(Records excerpted from a collection)

== Segment start ==

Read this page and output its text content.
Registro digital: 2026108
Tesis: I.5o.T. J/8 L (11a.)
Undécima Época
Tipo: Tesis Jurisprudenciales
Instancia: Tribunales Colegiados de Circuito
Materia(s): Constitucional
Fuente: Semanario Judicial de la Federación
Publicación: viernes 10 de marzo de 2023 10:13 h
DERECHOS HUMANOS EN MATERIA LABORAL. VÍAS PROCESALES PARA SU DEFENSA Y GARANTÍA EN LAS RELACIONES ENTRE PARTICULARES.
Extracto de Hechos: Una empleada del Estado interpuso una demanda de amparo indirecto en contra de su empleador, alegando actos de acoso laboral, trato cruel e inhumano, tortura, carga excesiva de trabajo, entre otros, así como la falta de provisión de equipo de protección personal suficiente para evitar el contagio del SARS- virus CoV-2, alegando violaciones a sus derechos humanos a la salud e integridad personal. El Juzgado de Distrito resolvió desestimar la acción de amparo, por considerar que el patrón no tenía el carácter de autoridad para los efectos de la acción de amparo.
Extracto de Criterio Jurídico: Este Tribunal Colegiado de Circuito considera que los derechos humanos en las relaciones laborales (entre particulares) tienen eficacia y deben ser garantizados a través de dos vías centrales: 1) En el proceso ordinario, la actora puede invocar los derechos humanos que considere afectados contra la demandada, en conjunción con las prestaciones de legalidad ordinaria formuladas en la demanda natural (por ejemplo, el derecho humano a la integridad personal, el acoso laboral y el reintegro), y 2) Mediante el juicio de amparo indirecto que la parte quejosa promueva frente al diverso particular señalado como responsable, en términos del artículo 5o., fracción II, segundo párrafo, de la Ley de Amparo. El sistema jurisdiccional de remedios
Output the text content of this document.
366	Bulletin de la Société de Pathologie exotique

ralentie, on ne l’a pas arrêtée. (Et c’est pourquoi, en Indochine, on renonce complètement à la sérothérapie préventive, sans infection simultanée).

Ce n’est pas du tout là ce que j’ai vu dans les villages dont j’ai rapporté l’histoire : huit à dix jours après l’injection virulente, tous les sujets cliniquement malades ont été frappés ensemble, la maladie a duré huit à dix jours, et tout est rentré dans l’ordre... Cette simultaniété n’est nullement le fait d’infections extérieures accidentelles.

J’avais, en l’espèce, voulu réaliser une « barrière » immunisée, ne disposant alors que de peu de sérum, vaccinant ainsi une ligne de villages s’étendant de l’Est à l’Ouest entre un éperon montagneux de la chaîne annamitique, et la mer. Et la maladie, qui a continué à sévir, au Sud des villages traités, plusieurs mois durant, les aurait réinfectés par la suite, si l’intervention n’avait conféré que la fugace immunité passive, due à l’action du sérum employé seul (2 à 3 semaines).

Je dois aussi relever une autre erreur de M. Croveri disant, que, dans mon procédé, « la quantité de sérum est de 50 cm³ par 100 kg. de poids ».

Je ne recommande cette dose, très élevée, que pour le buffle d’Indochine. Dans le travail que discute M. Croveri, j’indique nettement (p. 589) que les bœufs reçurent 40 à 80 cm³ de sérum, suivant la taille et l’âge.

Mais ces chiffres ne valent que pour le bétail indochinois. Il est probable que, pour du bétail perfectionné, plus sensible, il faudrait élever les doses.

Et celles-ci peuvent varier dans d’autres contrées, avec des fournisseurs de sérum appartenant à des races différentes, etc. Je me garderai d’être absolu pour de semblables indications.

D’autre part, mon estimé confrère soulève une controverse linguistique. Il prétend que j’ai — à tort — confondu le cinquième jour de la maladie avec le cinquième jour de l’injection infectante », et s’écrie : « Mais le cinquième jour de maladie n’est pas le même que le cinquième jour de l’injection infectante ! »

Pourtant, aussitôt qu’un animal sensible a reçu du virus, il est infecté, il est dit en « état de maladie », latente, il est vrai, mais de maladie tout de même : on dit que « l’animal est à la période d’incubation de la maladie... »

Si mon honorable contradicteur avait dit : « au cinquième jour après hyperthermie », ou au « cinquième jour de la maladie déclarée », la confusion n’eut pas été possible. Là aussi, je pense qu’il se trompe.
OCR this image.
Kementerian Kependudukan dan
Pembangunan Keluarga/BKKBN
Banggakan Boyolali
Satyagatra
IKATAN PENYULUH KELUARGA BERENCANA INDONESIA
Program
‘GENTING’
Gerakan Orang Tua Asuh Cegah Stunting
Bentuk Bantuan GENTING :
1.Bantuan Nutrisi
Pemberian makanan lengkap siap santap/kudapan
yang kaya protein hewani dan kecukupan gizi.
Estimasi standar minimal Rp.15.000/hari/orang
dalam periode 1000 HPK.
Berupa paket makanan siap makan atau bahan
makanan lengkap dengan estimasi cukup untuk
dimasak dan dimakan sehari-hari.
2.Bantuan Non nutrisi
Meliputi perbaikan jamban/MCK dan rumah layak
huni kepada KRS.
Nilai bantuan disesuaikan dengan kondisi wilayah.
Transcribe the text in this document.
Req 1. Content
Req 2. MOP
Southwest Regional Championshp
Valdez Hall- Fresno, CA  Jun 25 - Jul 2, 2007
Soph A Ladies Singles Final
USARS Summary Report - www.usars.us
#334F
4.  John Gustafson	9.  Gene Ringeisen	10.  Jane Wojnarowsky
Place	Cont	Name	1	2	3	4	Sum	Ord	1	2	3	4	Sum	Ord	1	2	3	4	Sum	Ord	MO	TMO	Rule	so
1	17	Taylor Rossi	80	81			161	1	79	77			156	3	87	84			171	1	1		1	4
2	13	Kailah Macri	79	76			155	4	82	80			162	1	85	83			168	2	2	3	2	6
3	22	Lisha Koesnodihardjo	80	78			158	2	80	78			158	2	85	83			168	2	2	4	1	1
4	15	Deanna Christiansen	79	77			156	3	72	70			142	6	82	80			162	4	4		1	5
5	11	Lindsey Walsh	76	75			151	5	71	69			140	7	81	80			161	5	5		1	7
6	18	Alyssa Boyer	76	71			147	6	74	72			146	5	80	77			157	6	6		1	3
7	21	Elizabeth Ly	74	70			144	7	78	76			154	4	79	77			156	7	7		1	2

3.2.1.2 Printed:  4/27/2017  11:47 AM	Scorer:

== Segment end ==

Task description:
Write the entries out again, exactly and completely.

Written response:
Read this page and output its text content.
Registro digital: 2026108
Tesis: I.5o.T. J/8 L (11a.)
Undécima Época
Tipo: Tesis Jurisprudenciales
Instancia: Tribunales Colegiados de Circuito
Materia(s): Constitucional
Fuente: Semanario Judicial de la Federación
Publicación: viernes 10 de marzo de 2023 10:13 h
DERECHOS HUMANOS EN MATERIA LABORAL. VÍAS PROCESALES PARA SU DEFENSA Y GARANTÍA EN LAS RELACIONES ENTRE PARTICULARES.
Extracto de Hechos: Una empleada del Estado interpuso una demanda de amparo indirecto en contra de su empleador, alegando actos de acoso laboral, trato cruel e inhumano, tortura, carga excesiva de trabajo, entre otros, así como la falta de provisión de equipo de protección personal suficiente para evitar el contagio del SARS- virus CoV-2, alegando violaciones a sus derechos humanos a la salud e integridad personal. El Juzgado de Distrito resolvió desestimar la acción de amparo, por considerar que el patrón no tenía el carácter de autoridad para los efectos de la acción de amparo.
Extracto de Criterio Jurídico: Este Tribunal Colegiado de Circuito considera que los derechos humanos en las relaciones laborales (entre particulares) tienen eficacia y deben ser garantizados a través de dos vías centrales: 1) En el proceso ordinario, la actora puede invocar los derechos humanos que considere afectados contra la demandada, en conjunción con las prestaciones de legalidad ordinaria formuladas en la demanda natural (por ejemplo, el derecho humano a la integridad personal, el acoso laboral y el reintegro), y 2) Mediante el juicio de amparo indirecto que la parte quejosa promueva frente al diverso particular señalado como responsable, en términos del artículo 5o., fracción II, segundo párrafo, de la Ley de Amparo. El sistema jurisdiccional de remedios
Output the text content of this document.
366	Bulletin de la Société de Pathologie exotique

ralentie, on ne l’a pas arrêtée. (Et c’est pourquoi, en Indochine, on renonce complètement à la sérothérapie préventive, sans infection simultanée).

Ce n’est pas du tout là ce que j’ai vu dans les villages dont j’ai rapporté l’histoire : huit à dix jours après l’injection virulente, tous les sujets cliniquement malades ont été frappés ensemble, la maladie a duré huit à dix jours, et tout est rentré dans l’ordre... Cette simultaniété n’est nullement le fait d’infections extérieures accidentelles.

J’avais, en l’espèce, voulu réaliser une « barrière » immunisée, ne disposant alors que de peu de sérum, vaccinant ainsi une ligne de villages s’étendant de l’Est à l’Ouest entre un éperon montagneux de la chaîne annamitique, et la mer. Et la maladie, qui a continué à sévir, au Sud des villages traités, plusieurs mois durant, les aurait réinfectés par la suite, si l’intervention n’avait conféré que la fugace immunité passive, due à l’action du sérum employé seul (2 à 3 semaines).

Je dois aussi relever une autre erreur de M. Croveri disant, que, dans mon procédé, « la quantité de sérum est de 50 cm³ par 100 kg. de poids ».

Je ne recommande cette dose, très élevée, que pour le buffle d’Indochine. Dans le travail que discute M. Croveri, j’indique nettement (p. 589) que les bœufs reçurent 40 à 80 cm³ de sérum, suivant la taille et l’âge.

Mais ces chiffres ne valent que pour le bétail indochinois. Il est probable que, pour du bétail perfectionné, plus sensible, il faudrait élever les doses.

Et celles-ci peuvent varier dans d’autres contrées, avec des fournisseurs de sérum appartenant à des races différentes, etc. Je me garderai d’être absolu pour de semblables indications.

D’autre part, mon estimé confrère soulève une controverse linguistique. Il prétend que j’ai — à tort — confondu le cinquième jour de la maladie avec le cinquième jour de l’injection infectante », et s’écrie : « Mais le cinquième jour de maladie n’est pas le même que le cinquième jour de l’injection infectante ! »

Pourtant, aussitôt qu’un animal sensible a reçu du virus, il est infecté, il est dit en « état de maladie », latente, il est vrai, mais de maladie tout de même : on dit que « l’animal est à la période d’incubation de la maladie... »

Si mon honorable contradicteur avait dit : « au cinquième jour après hyperthermie », ou au « cinquième jour de la maladie déclarée », la confusion n’eut pas été possible. Là aussi, je pense qu’il se trompe.
OCR this image.
Kementerian Kependudukan dan
Pembangunan Keluarga/BKKBN
Banggakan Boyolali
Satyagatra
IKATAN PENYULUH KELUARGA BERENCANA INDONESIA
Program
‘GENTING’
Gerakan Orang Tua Asuh Cegah Stunting
Bentuk Bantuan GENTING :
1.Bantuan Nutrisi
Pemberian makanan lengkap siap santap/kudapan
yang kaya protein hewani dan kecukupan gizi.
Estimasi standar minimal Rp.15.000/hari/orang
dalam periode 1000 HPK.
Berupa paket makanan siap makan atau bahan
makanan lengkap dengan estimasi cukup untuk
dimasak dan dimakan sehari-hari.
2.Bantuan Non nutrisi
Meliputi perbaikan jamban/MCK dan rumah layak
huni kepada KRS.
Nilai bantuan disesuaikan dengan kondisi wilayah.
Transcribe the text in this document.
Req 1. Content
Req 2. MOP
Southwest Regional Championshp
Valdez Hall- Fresno, CA  Jun 25 - Jul 2, 2007
Soph A Ladies Singles Final
USARS Summary Report - www.usars.us
#334F
4.  John Gustafson	9.  Gene Ringeisen	10.  Jane Wojnarowsky
Place	Cont	Name	1	2	3	4	Sum	Ord	1	2	3	4	Sum	Ord	1	2	3	4	Sum	Ord	MO	TMO	Rule	so
1	17	Taylor Rossi	80	81			161	1	79	77			156	3	87	84			171	1	1		1	4
2	13	Kailah Macri	79	76			155	4	82	80			162	1	85	83			168	2	2	3	2	6
3	22	Lisha Koesnodihardjo	80	78			158	2	80	78			158	2	85	83			168	2	2	4	1	1
4	15	Deanna Christiansen	79	77			156	3	72	70			142	6	82	80			162	4	4		1	5
5	11	Lindsey Walsh	76	75			151	5	71	69			140	7	81	80			161	5	5		1	7
6	18	Alyssa Boyer	76	71			147	6	74	72			146	5	80	77			157	6	6		1	3
7	21	Elizabeth Ly	74	70			144	7	78	76			154	4	79	77			156	7	7		1	2

3.2.1.2 Printed:  4/27/2017  11:47 AM	Scorer:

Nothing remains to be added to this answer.